■ WRITTEN PROBLEM
Give back the full material, exactly as it reads.

■ DATA ENTRIES
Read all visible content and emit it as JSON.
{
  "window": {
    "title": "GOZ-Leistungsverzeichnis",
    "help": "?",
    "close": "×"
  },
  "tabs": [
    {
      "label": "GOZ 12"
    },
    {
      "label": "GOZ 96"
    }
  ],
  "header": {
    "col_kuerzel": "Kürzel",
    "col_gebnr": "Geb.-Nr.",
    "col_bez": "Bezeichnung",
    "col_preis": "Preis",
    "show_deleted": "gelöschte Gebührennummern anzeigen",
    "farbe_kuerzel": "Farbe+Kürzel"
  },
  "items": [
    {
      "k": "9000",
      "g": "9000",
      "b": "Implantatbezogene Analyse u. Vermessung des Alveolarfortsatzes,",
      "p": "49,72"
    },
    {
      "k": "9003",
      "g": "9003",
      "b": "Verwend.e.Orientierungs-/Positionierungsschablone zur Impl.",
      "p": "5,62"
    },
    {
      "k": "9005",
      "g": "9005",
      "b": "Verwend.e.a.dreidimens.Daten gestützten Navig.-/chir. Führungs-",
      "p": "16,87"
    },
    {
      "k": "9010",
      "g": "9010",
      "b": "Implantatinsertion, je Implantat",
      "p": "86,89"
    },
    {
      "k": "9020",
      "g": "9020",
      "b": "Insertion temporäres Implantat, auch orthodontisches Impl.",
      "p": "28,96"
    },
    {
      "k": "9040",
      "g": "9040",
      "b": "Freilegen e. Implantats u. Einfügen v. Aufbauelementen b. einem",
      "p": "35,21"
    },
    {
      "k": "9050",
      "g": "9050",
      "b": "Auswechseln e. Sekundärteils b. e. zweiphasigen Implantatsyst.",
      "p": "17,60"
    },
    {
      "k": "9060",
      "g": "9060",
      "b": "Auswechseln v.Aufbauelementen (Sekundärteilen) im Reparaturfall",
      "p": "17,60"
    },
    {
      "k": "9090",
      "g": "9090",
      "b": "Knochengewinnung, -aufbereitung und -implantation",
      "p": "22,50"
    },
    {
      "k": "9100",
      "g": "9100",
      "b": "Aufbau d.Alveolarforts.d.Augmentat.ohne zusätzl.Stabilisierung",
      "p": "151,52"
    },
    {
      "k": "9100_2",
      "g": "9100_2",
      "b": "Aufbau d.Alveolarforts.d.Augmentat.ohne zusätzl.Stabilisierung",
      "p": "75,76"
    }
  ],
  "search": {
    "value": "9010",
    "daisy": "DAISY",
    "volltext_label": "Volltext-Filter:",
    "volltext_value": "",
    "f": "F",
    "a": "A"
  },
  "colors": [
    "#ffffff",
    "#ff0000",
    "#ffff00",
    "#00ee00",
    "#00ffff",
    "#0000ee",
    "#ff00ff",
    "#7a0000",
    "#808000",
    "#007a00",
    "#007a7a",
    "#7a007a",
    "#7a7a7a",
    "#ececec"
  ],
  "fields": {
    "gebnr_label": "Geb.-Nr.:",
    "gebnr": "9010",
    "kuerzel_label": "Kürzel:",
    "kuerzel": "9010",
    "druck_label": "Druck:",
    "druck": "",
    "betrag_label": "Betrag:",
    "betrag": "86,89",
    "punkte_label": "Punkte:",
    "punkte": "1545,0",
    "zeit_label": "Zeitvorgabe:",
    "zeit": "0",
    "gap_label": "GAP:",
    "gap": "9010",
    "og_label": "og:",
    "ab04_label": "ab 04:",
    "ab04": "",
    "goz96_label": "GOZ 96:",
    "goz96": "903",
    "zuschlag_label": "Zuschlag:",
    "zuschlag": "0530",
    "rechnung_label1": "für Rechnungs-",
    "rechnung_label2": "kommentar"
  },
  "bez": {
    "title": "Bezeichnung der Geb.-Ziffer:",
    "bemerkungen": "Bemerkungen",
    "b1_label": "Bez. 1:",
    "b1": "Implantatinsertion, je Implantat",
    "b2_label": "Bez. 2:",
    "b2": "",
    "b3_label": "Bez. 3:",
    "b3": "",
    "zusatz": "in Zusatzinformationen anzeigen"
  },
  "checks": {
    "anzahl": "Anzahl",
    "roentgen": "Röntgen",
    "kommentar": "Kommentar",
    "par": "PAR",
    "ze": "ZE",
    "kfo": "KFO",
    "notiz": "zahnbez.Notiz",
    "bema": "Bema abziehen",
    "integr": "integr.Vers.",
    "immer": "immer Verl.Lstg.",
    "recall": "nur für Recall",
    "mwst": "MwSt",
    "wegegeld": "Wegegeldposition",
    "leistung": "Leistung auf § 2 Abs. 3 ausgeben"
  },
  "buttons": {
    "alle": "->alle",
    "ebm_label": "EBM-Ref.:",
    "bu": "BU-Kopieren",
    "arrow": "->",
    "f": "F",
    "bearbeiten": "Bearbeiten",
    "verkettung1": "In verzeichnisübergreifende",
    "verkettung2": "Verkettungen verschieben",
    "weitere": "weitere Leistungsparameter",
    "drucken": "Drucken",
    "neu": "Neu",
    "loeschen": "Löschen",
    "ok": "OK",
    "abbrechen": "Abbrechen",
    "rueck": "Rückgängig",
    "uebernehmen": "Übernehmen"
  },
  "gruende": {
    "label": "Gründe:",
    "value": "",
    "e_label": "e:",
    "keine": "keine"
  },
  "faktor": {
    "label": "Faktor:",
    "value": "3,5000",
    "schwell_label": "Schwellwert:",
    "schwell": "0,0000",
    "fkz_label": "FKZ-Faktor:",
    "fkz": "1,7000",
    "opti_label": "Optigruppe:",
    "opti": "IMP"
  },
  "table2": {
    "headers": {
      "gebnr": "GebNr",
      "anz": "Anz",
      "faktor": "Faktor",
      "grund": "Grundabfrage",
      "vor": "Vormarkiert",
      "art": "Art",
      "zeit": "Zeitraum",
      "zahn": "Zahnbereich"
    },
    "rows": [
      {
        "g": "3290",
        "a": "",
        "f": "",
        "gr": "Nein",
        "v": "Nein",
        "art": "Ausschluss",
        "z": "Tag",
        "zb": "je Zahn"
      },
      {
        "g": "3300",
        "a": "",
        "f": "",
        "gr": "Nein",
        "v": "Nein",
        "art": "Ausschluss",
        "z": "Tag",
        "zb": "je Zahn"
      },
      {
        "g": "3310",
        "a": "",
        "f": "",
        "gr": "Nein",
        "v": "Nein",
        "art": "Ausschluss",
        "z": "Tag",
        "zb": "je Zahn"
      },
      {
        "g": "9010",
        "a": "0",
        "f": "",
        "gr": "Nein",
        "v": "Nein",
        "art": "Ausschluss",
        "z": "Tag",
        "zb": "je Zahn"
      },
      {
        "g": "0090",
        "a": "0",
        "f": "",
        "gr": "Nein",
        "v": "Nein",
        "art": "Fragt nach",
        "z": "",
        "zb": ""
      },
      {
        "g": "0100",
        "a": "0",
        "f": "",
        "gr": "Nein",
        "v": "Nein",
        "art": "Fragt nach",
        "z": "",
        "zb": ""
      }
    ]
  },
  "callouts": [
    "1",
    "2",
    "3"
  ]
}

■ EXERCISE SOLUTION
Read all visible content and emit it as JSON.
{
  "window": {
    "title": "GOZ-Leistungsverzeichnis",
    "help": "?",
    "close": "×"
  },
  "tabs": [
    {
      "label": "GOZ 12"
    },
    {
      "label": "GOZ 96"
    }
  ],
  "header": {
    "col_kuerzel": "Kürzel",
    "col_gebnr": "Geb.-Nr.",
    "col_bez": "Bezeichnung",
    "col_preis": "Preis",
    "show_deleted": "gelöschte Gebührennummern anzeigen",
    "farbe_kuerzel": "Farbe+Kürzel"
  },
  "items": [
    {
      "k": "9000",
      "g": "9000",
      "b": "Implantatbezogene Analyse u. Vermessung des Alveolarfortsatzes,",
      "p": "49,72"
    },
    {
      "k": "9003",
      "g": "9003",
      "b": "Verwend.e.Orientierungs-/Positionierungsschablone zur Impl.",
      "p": "5,62"
    },
    {
      "k": "9005",
      "g": "9005",
      "b": "Verwend.e.a.dreidimens.Daten gestützten Navig.-/chir. Führungs-",
      "p": "16,87"
    },
    {
      "k": "9010",
      "g": "9010",
      "b": "Implantatinsertion, je Implantat",
      "p": "86,89"
    },
    {
      "k": "9020",
      "g": "9020",
      "b": "Insertion temporäres Implantat, auch orthodontisches Impl.",
      "p": "28,96"
    },
    {
      "k": "9040",
      "g": "9040",
      "b": "Freilegen e. Implantats u. Einfügen v. Aufbauelementen b. einem",
      "p": "35,21"
    },
    {
      "k": "9050",
      "g": "9050",
      "b": "Auswechseln e. Sekundärteils b. e. zweiphasigen Implantatsyst.",
      "p": "17,60"
    },
    {
      "k": "9060",
      "g": "9060",
      "b": "Auswechseln v.Aufbauelementen (Sekundärteilen) im Reparaturfall",
      "p": "17,60"
    },
    {
      "k": "9090",
      "g": "9090",
      "b": "Knochengewinnung, -aufbereitung und -implantation",
      "p": "22,50"
    },
    {
      "k": "9100",
      "g": "9100",
      "b": "Aufbau d.Alveolarforts.d.Augmentat.ohne zusätzl.Stabilisierung",
      "p": "151,52"
    },
    {
      "k": "9100_2",
      "g": "9100_2",
      "b": "Aufbau d.Alveolarforts.d.Augmentat.ohne zusätzl.Stabilisierung",
      "p": "75,76"
    }
  ],
  "search": {
    "value": "9010",
    "daisy": "DAISY",
    "volltext_label": "Volltext-Filter:",
    "volltext_value": "",
    "f": "F",
    "a": "A"
  },
  "colors": [
    "#ffffff",
    "#ff0000",
    "#ffff00",
    "#00ee00",
    "#00ffff",
    "#0000ee",
    "#ff00ff",
    "#7a0000",
    "#808000",
    "#007a00",
    "#007a7a",
    "#7a007a",
    "#7a7a7a",
    "#ececec"
  ],
  "fields": {
    "gebnr_label": "Geb.-Nr.:",
    "gebnr": "9010",
    "kuerzel_label": "Kürzel:",
    "kuerzel": "9010",
    "druck_label": "Druck:",
    "druck": "",
    "betrag_label": "Betrag:",
    "betrag": "86,89",
    "punkte_label": "Punkte:",
    "punkte": "1545,0",
    "zeit_label": "Zeitvorgabe:",
    "zeit": "0",
    "gap_label": "GAP:",
    "gap": "9010",
    "og_label": "og:",
    "ab04_label": "ab 04:",
    "ab04": "",
    "goz96_label": "GOZ 96:",
    "goz96": "903",
    "zuschlag_label": "Zuschlag:",
    "zuschlag": "0530",
    "rechnung_label1": "für Rechnungs-",
    "rechnung_label2": "kommentar"
  },
  "bez": {
    "title": "Bezeichnung der Geb.-Ziffer:",
    "bemerkungen": "Bemerkungen",
    "b1_label": "Bez. 1:",
    "b1": "Implantatinsertion, je Implantat",
    "b2_label": "Bez. 2:",
    "b2": "",
    "b3_label": "Bez. 3:",
    "b3": "",
    "zusatz": "in Zusatzinformationen anzeigen"
  },
  "checks": {
    "anzahl": "Anzahl",
    "roentgen": "Röntgen",
    "kommentar": "Kommentar",
    "par": "PAR",
    "ze": "ZE",
    "kfo": "KFO",
    "notiz": "zahnbez.Notiz",
    "bema": "Bema abziehen",
    "integr": "integr.Vers.",
    "immer": "immer Verl.Lstg.",
    "recall": "nur für Recall",
    "mwst": "MwSt",
    "wegegeld": "Wegegeldposition",
    "leistung": "Leistung auf § 2 Abs. 3 ausgeben"
  },
  "buttons": {
    "alle": "->alle",
    "ebm_label": "EBM-Ref.:",
    "bu": "BU-Kopieren",
    "arrow": "->",
    "f": "F",
    "bearbeiten": "Bearbeiten",
    "verkettung1": "In verzeichnisübergreifende",
    "verkettung2": "Verkettungen verschieben",
    "weitere": "weitere Leistungsparameter",
    "drucken": "Drucken",
    "neu": "Neu",
    "loeschen": "Löschen",
    "ok": "OK",
    "abbrechen": "Abbrechen",
    "rueck": "Rückgängig",
    "uebernehmen": "Übernehmen"
  },
  "gruende": {
    "label": "Gründe:",
    "value": "",
    "e_label": "e:",
    "keine": "keine"
  },
  "faktor": {
    "label": "Faktor:",
    "value": "3,5000",
    "schwell_label": "Schwellwert:",
    "schwell": "0,0000",
    "fkz_label": "FKZ-Faktor:",
    "fkz": "1,7000",
    "opti_label": "Optigruppe:",
    "opti": "IMP"
  },
  "table2": {
    "headers": {
      "gebnr": "GebNr",
      "anz": "Anz",
      "faktor": "Faktor",
      "grund": "Grundabfrage",
      "vor": "Vormarkiert",
      "art": "Art",
      "zeit": "Zeitraum",
      "zahn": "Zahnbereich"
    },
    "rows": [
      {
        "g": "3290",
        "a": "",
        "f": "",
        "gr": "Nein",
        "v": "Nein",
        "art": "Ausschluss",
        "z": "Tag",
        "zb": "je Zahn"
      },
      {
        "g": "3300",
        "a": "",
        "f": "",
        "gr": "Nein",
        "v": "Nein",
        "art": "Ausschluss",
        "z": "Tag",
        "zb": "je Zahn"
      },
      {
        "g": "3310",
        "a": "",
        "f": "",
        "gr": "Nein",
        "v": "Nein",
        "art": "Ausschluss",
        "z": "Tag",
        "zb": "je Zahn"
      },
      {
        "g": "9010",
        "a": "0",
        "f": "",
        "gr": "Nein",
        "v": "Nein",
        "art": "Ausschluss",
        "z": "Tag",
        "zb": "je Zahn"
      },
      {
        "g": "0090",
        "a": "0",
        "f": "",
        "gr": "Nein",
        "v": "Nein",
        "art": "Fragt nach",
        "z": "",
        "zb": ""
      },
      {
        "g": "0100",
        "a": "0",
        "f": "",
        "gr": "Nein",
        "v": "Nein",
        "art": "Fragt nach",
        "z": "",
        "zb": ""
      }
    ]
  },
  "callouts": [
    "1",
    "2",
    "3"
  ]
}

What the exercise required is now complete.